_Stored data_
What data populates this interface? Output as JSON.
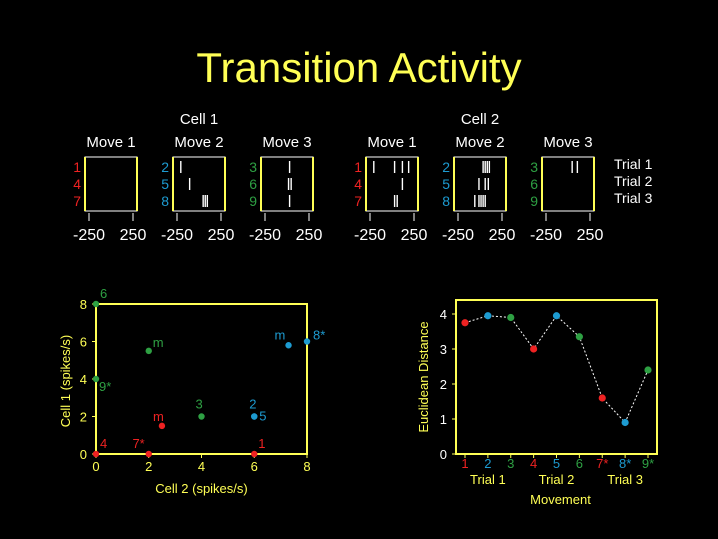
{
  "slide": {
    "title": "Transition Activity",
    "colors": {
      "red": "#ee2222",
      "green": "#2ea043",
      "blue": "#1d9bd1",
      "yellow": "#ffff55",
      "white": "#ffffff"
    }
  },
  "raster": {
    "move_labels": [
      "Move 1",
      "Move 2",
      "Move 3"
    ],
    "x_tick_labels": [
      "-250",
      "250"
    ],
    "legend": [
      "Trial 1",
      "Trial 2",
      "Trial 3"
    ],
    "cells": [
      {
        "name": "Cell 1",
        "panels": [
          {
            "rows": [
              "1",
              "4",
              "7"
            ],
            "color": "red",
            "spikes": [
              [],
              [],
              []
            ]
          },
          {
            "rows": [
              "2",
              "5",
              "8"
            ],
            "color": "blue",
            "spikes": [
              [
                0.15
              ],
              [
                0.32
              ],
              [
                0.58,
                0.62,
                0.66
              ]
            ]
          },
          {
            "rows": [
              "3",
              "6",
              "9"
            ],
            "color": "green",
            "spikes": [
              [
                0.55
              ],
              [
                0.53,
                0.58
              ],
              [
                0.55
              ]
            ]
          }
        ]
      },
      {
        "name": "Cell 2",
        "panels": [
          {
            "rows": [
              "1",
              "4",
              "7"
            ],
            "color": "red",
            "spikes": [
              [
                0.15,
                0.55,
                0.7,
                0.82
              ],
              [
                0.7
              ],
              [
                0.55,
                0.6
              ]
            ]
          },
          {
            "rows": [
              "2",
              "5",
              "8"
            ],
            "color": "blue",
            "spikes": [
              [
                0.56,
                0.6,
                0.64,
                0.68
              ],
              [
                0.48,
                0.6,
                0.66
              ],
              [
                0.4,
                0.48,
                0.52,
                0.56,
                0.6
              ]
            ]
          },
          {
            "rows": [
              "3",
              "6",
              "9"
            ],
            "color": "green",
            "spikes": [
              [
                0.58,
                0.68
              ],
              [],
              []
            ]
          }
        ]
      }
    ]
  },
  "chart_data": [
    {
      "type": "scatter",
      "xlabel": "Cell 2 (spikes/s)",
      "ylabel": "Cell 1 (spikes/s)",
      "xlim": [
        0,
        8
      ],
      "ylim": [
        0,
        8
      ],
      "x_ticks": [
        "0",
        "2",
        "4",
        "6",
        "8"
      ],
      "y_ticks": [
        "0",
        "2",
        "4",
        "6",
        "8"
      ],
      "points": [
        {
          "x": 0,
          "y": 0,
          "label": "4",
          "color": "red"
        },
        {
          "x": 2,
          "y": 0,
          "label": "7*",
          "color": "red"
        },
        {
          "x": 6,
          "y": 0,
          "label": "1",
          "color": "red"
        },
        {
          "x": 2.5,
          "y": 1.5,
          "label": "m",
          "color": "red"
        },
        {
          "x": 0,
          "y": 8,
          "label": "6",
          "color": "green"
        },
        {
          "x": 0,
          "y": 4,
          "label": "9*",
          "color": "green"
        },
        {
          "x": 4,
          "y": 2,
          "label": "3",
          "color": "green"
        },
        {
          "x": 2,
          "y": 5.5,
          "label": "m",
          "color": "green"
        },
        {
          "x": 6,
          "y": 2,
          "label": "2",
          "color": "blue"
        },
        {
          "x": 6,
          "y": 2,
          "label": "5",
          "color": "blue"
        },
        {
          "x": 7.3,
          "y": 5.8,
          "label": "m",
          "color": "blue"
        },
        {
          "x": 8,
          "y": 6,
          "label": "8*",
          "color": "blue"
        }
      ]
    },
    {
      "type": "line",
      "ylabel": "Euclidean Distance",
      "xlabel": "Movement",
      "ylim": [
        0,
        4.4
      ],
      "y_ticks": [
        "0",
        "1",
        "2",
        "3",
        "4"
      ],
      "categories": [
        "1",
        "2",
        "3",
        "4",
        "5",
        "6",
        "7*",
        "8*",
        "9*"
      ],
      "category_colors": [
        "red",
        "blue",
        "green",
        "red",
        "blue",
        "green",
        "red",
        "blue",
        "green"
      ],
      "values": [
        3.75,
        3.95,
        3.9,
        3.0,
        3.95,
        3.35,
        1.6,
        0.9,
        2.4
      ],
      "group_labels": [
        "Trial 1",
        "Trial 2",
        "Trial 3"
      ]
    }
  ]
}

_Task prompt_
Leave out the pictures and retype every line above exactly.

_Response to the task_
What data populates this interface? Output as JSON.
{
  "slide": {
    "title": "Transition Activity",
    "colors": {
      "red": "#ee2222",
      "green": "#2ea043",
      "blue": "#1d9bd1",
      "yellow": "#ffff55",
      "white": "#ffffff"
    }
  },
  "raster": {
    "move_labels": [
      "Move 1",
      "Move 2",
      "Move 3"
    ],
    "x_tick_labels": [
      "-250",
      "250"
    ],
    "legend": [
      "Trial 1",
      "Trial 2",
      "Trial 3"
    ],
    "cells": [
      {
        "name": "Cell 1",
        "panels": [
          {
            "rows": [
              "1",
              "4",
              "7"
            ],
            "color": "red",
            "spikes": [
              [],
              [],
              []
            ]
          },
          {
            "rows": [
              "2",
              "5",
              "8"
            ],
            "color": "blue",
            "spikes": [
              [
                0.15
              ],
              [
                0.32
              ],
              [
                0.58,
                0.62,
                0.66
              ]
            ]
          },
          {
            "rows": [
              "3",
              "6",
              "9"
            ],
            "color": "green",
            "spikes": [
              [
                0.55
              ],
              [
                0.53,
                0.58
              ],
              [
                0.55
              ]
            ]
          }
        ]
      },
      {
        "name": "Cell 2",
        "panels": [
          {
            "rows": [
              "1",
              "4",
              "7"
            ],
            "color": "red",
            "spikes": [
              [
                0.15,
                0.55,
                0.7,
                0.82
              ],
              [
                0.7
              ],
              [
                0.55,
                0.6
              ]
            ]
          },
          {
            "rows": [
              "2",
              "5",
              "8"
            ],
            "color": "blue",
            "spikes": [
              [
                0.56,
                0.6,
                0.64,
                0.68
              ],
              [
                0.48,
                0.6,
                0.66
              ],
              [
                0.4,
                0.48,
                0.52,
                0.56,
                0.6
              ]
            ]
          },
          {
            "rows": [
              "3",
              "6",
              "9"
            ],
            "color": "green",
            "spikes": [
              [
                0.58,
                0.68
              ],
              [],
              []
            ]
          }
        ]
      }
    ]
  },
  "chart_data": [
    {
      "type": "scatter",
      "xlabel": "Cell 2 (spikes/s)",
      "ylabel": "Cell 1 (spikes/s)",
      "xlim": [
        0,
        8
      ],
      "ylim": [
        0,
        8
      ],
      "x_ticks": [
        "0",
        "2",
        "4",
        "6",
        "8"
      ],
      "y_ticks": [
        "0",
        "2",
        "4",
        "6",
        "8"
      ],
      "points": [
        {
          "x": 0,
          "y": 0,
          "label": "4",
          "color": "red"
        },
        {
          "x": 2,
          "y": 0,
          "label": "7*",
          "color": "red"
        },
        {
          "x": 6,
          "y": 0,
          "label": "1",
          "color": "red"
        },
        {
          "x": 2.5,
          "y": 1.5,
          "label": "m",
          "color": "red"
        },
        {
          "x": 0,
          "y": 8,
          "label": "6",
          "color": "green"
        },
        {
          "x": 0,
          "y": 4,
          "label": "9*",
          "color": "green"
        },
        {
          "x": 4,
          "y": 2,
          "label": "3",
          "color": "green"
        },
        {
          "x": 2,
          "y": 5.5,
          "label": "m",
          "color": "green"
        },
        {
          "x": 6,
          "y": 2,
          "label": "2",
          "color": "blue"
        },
        {
          "x": 6,
          "y": 2,
          "label": "5",
          "color": "blue"
        },
        {
          "x": 7.3,
          "y": 5.8,
          "label": "m",
          "color": "blue"
        },
        {
          "x": 8,
          "y": 6,
          "label": "8*",
          "color": "blue"
        }
      ]
    },
    {
      "type": "line",
      "ylabel": "Euclidean Distance",
      "xlabel": "Movement",
      "ylim": [
        0,
        4.4
      ],
      "y_ticks": [
        "0",
        "1",
        "2",
        "3",
        "4"
      ],
      "categories": [
        "1",
        "2",
        "3",
        "4",
        "5",
        "6",
        "7*",
        "8*",
        "9*"
      ],
      "category_colors": [
        "red",
        "blue",
        "green",
        "red",
        "blue",
        "green",
        "red",
        "blue",
        "green"
      ],
      "values": [
        3.75,
        3.95,
        3.9,
        3.0,
        3.95,
        3.35,
        1.6,
        0.9,
        2.4
      ],
      "group_labels": [
        "Trial 1",
        "Trial 2",
        "Trial 3"
      ]
    }
  ]
}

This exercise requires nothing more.